Requirements:
Reproduce the records below in full and exactly, without their images.

━━━━━━

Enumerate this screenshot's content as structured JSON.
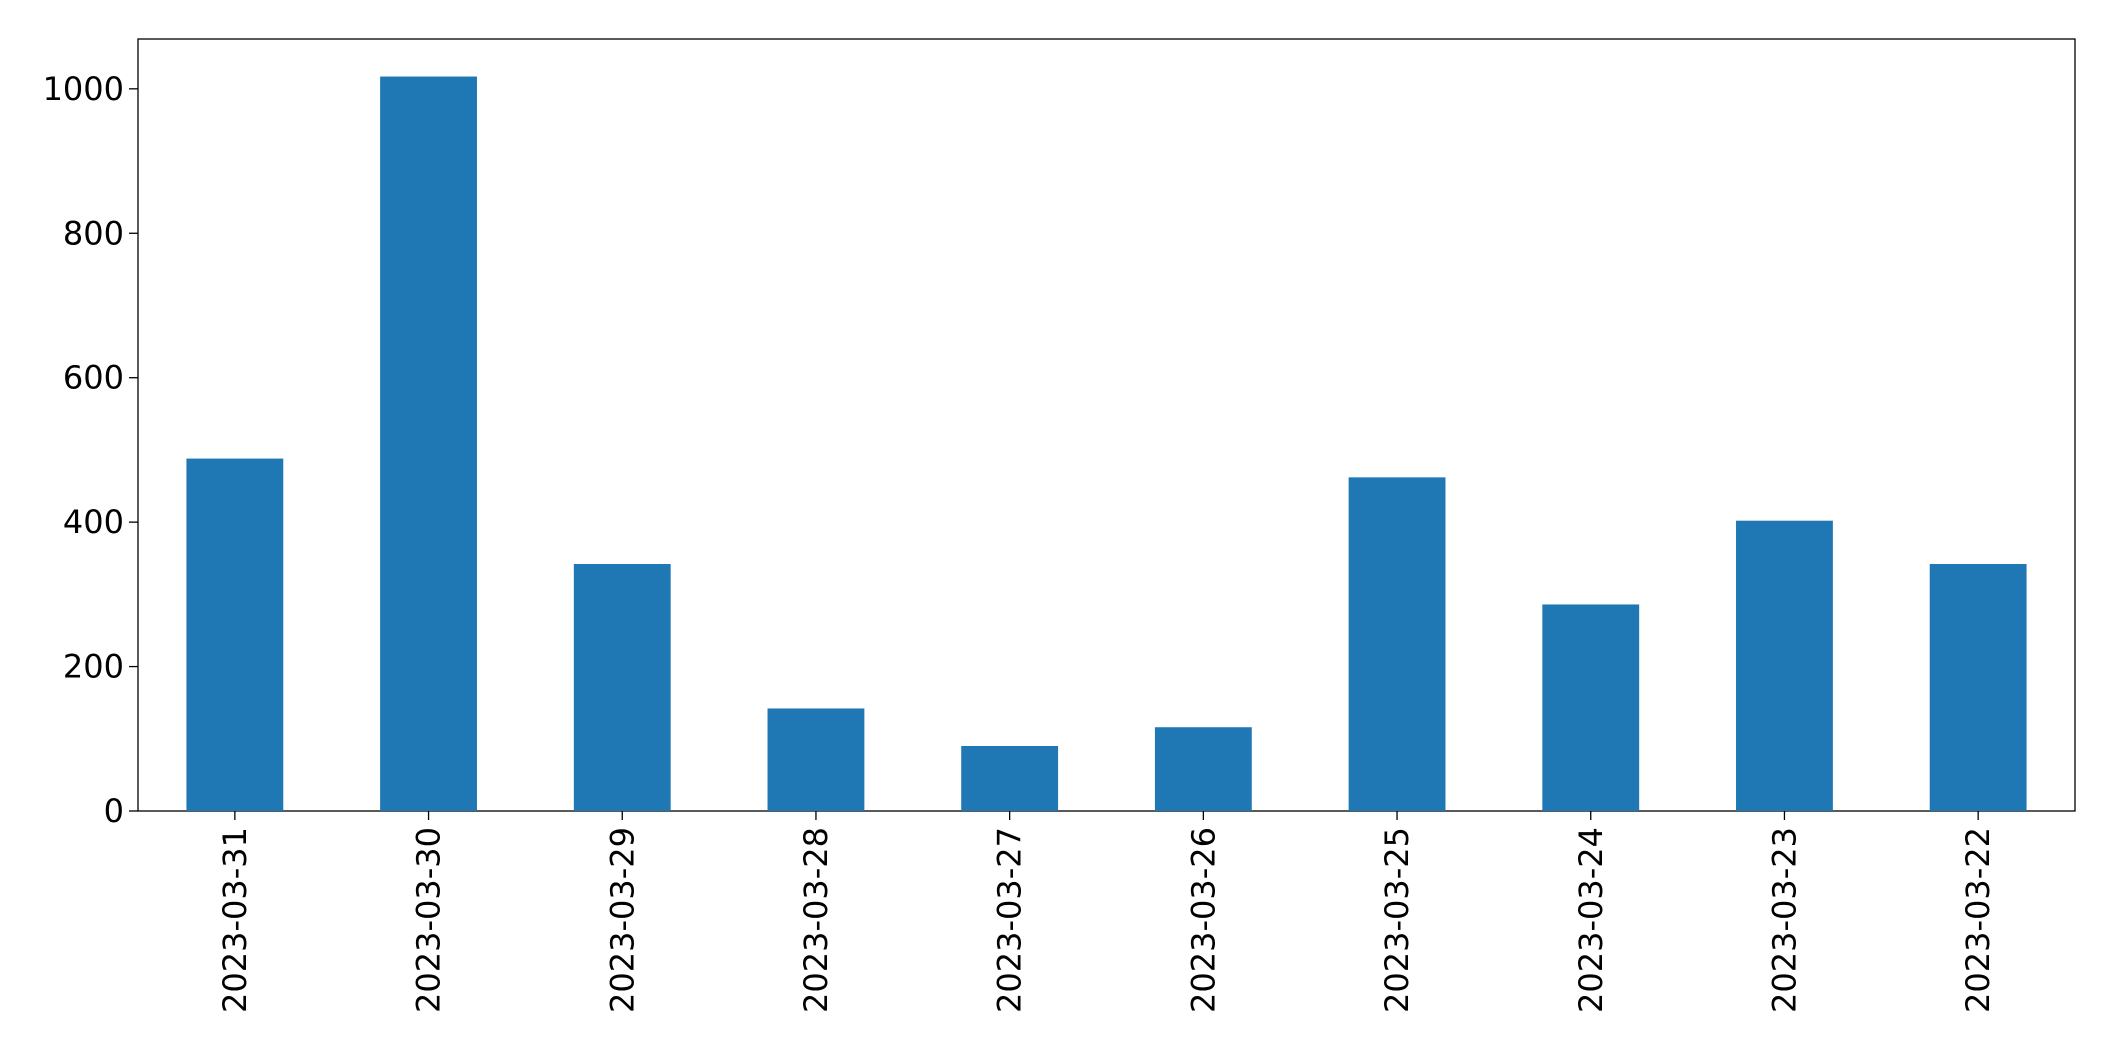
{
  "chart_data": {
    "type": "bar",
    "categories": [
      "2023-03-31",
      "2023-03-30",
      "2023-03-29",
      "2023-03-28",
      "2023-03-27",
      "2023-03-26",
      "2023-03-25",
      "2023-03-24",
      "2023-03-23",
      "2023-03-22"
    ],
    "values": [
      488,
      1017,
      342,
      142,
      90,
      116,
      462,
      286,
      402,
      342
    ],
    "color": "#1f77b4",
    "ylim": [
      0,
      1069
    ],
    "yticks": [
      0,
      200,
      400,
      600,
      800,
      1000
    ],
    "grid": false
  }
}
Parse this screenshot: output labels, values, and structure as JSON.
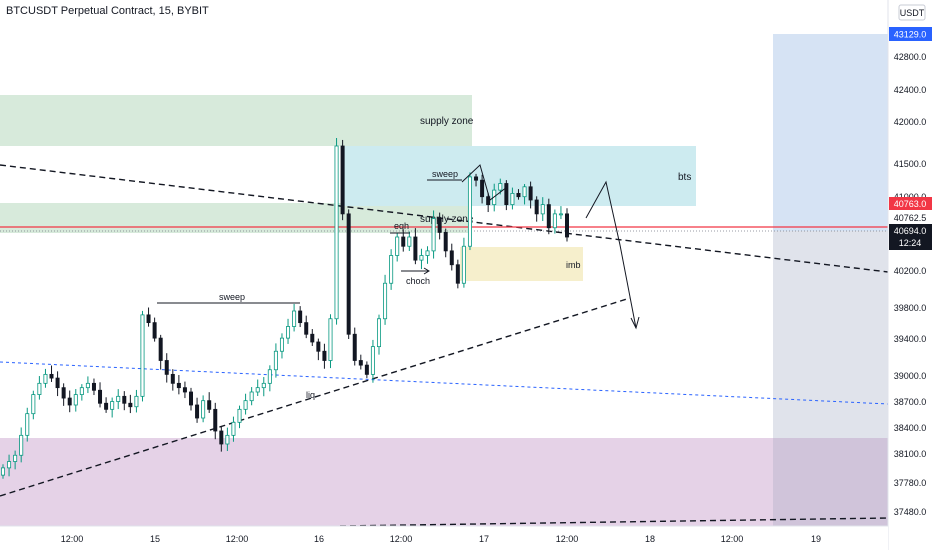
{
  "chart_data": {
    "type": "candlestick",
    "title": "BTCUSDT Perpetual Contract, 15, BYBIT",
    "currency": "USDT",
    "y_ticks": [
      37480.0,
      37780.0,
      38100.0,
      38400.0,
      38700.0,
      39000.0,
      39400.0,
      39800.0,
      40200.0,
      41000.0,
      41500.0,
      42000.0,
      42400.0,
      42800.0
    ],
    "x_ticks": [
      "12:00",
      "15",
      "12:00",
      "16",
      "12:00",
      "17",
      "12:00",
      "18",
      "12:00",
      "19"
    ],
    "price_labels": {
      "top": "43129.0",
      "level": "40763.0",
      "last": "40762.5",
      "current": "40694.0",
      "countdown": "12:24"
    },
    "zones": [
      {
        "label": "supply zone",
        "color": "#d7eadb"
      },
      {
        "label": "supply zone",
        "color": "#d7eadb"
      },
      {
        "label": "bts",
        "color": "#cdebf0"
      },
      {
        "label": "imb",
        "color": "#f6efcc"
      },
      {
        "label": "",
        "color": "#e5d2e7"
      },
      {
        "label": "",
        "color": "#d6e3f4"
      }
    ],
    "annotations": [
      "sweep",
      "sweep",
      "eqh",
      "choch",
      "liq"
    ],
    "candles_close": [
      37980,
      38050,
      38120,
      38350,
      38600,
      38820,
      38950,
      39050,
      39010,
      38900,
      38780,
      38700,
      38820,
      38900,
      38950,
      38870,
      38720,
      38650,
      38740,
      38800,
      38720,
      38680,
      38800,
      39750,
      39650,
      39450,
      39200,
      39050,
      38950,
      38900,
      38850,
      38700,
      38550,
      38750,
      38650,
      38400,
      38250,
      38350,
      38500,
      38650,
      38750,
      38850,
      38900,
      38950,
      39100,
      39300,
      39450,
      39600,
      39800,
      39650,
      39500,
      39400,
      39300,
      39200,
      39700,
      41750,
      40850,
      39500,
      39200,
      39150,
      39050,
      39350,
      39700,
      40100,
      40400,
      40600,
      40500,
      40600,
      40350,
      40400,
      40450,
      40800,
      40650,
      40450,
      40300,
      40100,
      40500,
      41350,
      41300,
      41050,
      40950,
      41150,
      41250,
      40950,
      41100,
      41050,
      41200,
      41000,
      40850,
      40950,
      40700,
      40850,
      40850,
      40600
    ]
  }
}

━━━━━━

Solution for this task:
Enumerate this screenshot's content as structured JSON.
{
  "chart_data": {
    "type": "bar",
    "categories": [
      "2023-03-31",
      "2023-03-30",
      "2023-03-29",
      "2023-03-28",
      "2023-03-27",
      "2023-03-26",
      "2023-03-25",
      "2023-03-24",
      "2023-03-23",
      "2023-03-22"
    ],
    "values": [
      488,
      1017,
      342,
      142,
      90,
      116,
      462,
      286,
      402,
      342
    ],
    "color": "#1f77b4",
    "ylim": [
      0,
      1069
    ],
    "yticks": [
      0,
      200,
      400,
      600,
      800,
      1000
    ],
    "grid": false
  }
}
Parse this screenshot: output labels, values, and structure as JSON.
{
  "chart_data": {
    "type": "candlestick",
    "title": "BTCUSDT Perpetual Contract, 15, BYBIT",
    "currency": "USDT",
    "y_ticks": [
      37480.0,
      37780.0,
      38100.0,
      38400.0,
      38700.0,
      39000.0,
      39400.0,
      39800.0,
      40200.0,
      41000.0,
      41500.0,
      42000.0,
      42400.0,
      42800.0
    ],
    "x_ticks": [
      "12:00",
      "15",
      "12:00",
      "16",
      "12:00",
      "17",
      "12:00",
      "18",
      "12:00",
      "19"
    ],
    "price_labels": {
      "top": "43129.0",
      "level": "40763.0",
      "last": "40762.5",
      "current": "40694.0",
      "countdown": "12:24"
    },
    "zones": [
      {
        "label": "supply zone",
        "color": "#d7eadb"
      },
      {
        "label": "supply zone",
        "color": "#d7eadb"
      },
      {
        "label": "bts",
        "color": "#cdebf0"
      },
      {
        "label": "imb",
        "color": "#f6efcc"
      },
      {
        "label": "",
        "color": "#e5d2e7"
      },
      {
        "label": "",
        "color": "#d6e3f4"
      }
    ],
    "annotations": [
      "sweep",
      "sweep",
      "eqh",
      "choch",
      "liq"
    ],
    "candles_close": [
      37980,
      38050,
      38120,
      38350,
      38600,
      38820,
      38950,
      39050,
      39010,
      38900,
      38780,
      38700,
      38820,
      38900,
      38950,
      38870,
      38720,
      38650,
      38740,
      38800,
      38720,
      38680,
      38800,
      39750,
      39650,
      39450,
      39200,
      39050,
      38950,
      38900,
      38850,
      38700,
      38550,
      38750,
      38650,
      38400,
      38250,
      38350,
      38500,
      38650,
      38750,
      38850,
      38900,
      38950,
      39100,
      39300,
      39450,
      39600,
      39800,
      39650,
      39500,
      39400,
      39300,
      39200,
      39700,
      41750,
      40850,
      39500,
      39200,
      39150,
      39050,
      39350,
      39700,
      40100,
      40400,
      40600,
      40500,
      40600,
      40350,
      40400,
      40450,
      40800,
      40650,
      40450,
      40300,
      40100,
      40500,
      41350,
      41300,
      41050,
      40950,
      41150,
      41250,
      40950,
      41100,
      41050,
      41200,
      41000,
      40850,
      40950,
      40700,
      40850,
      40850,
      40600
    ]
  }
}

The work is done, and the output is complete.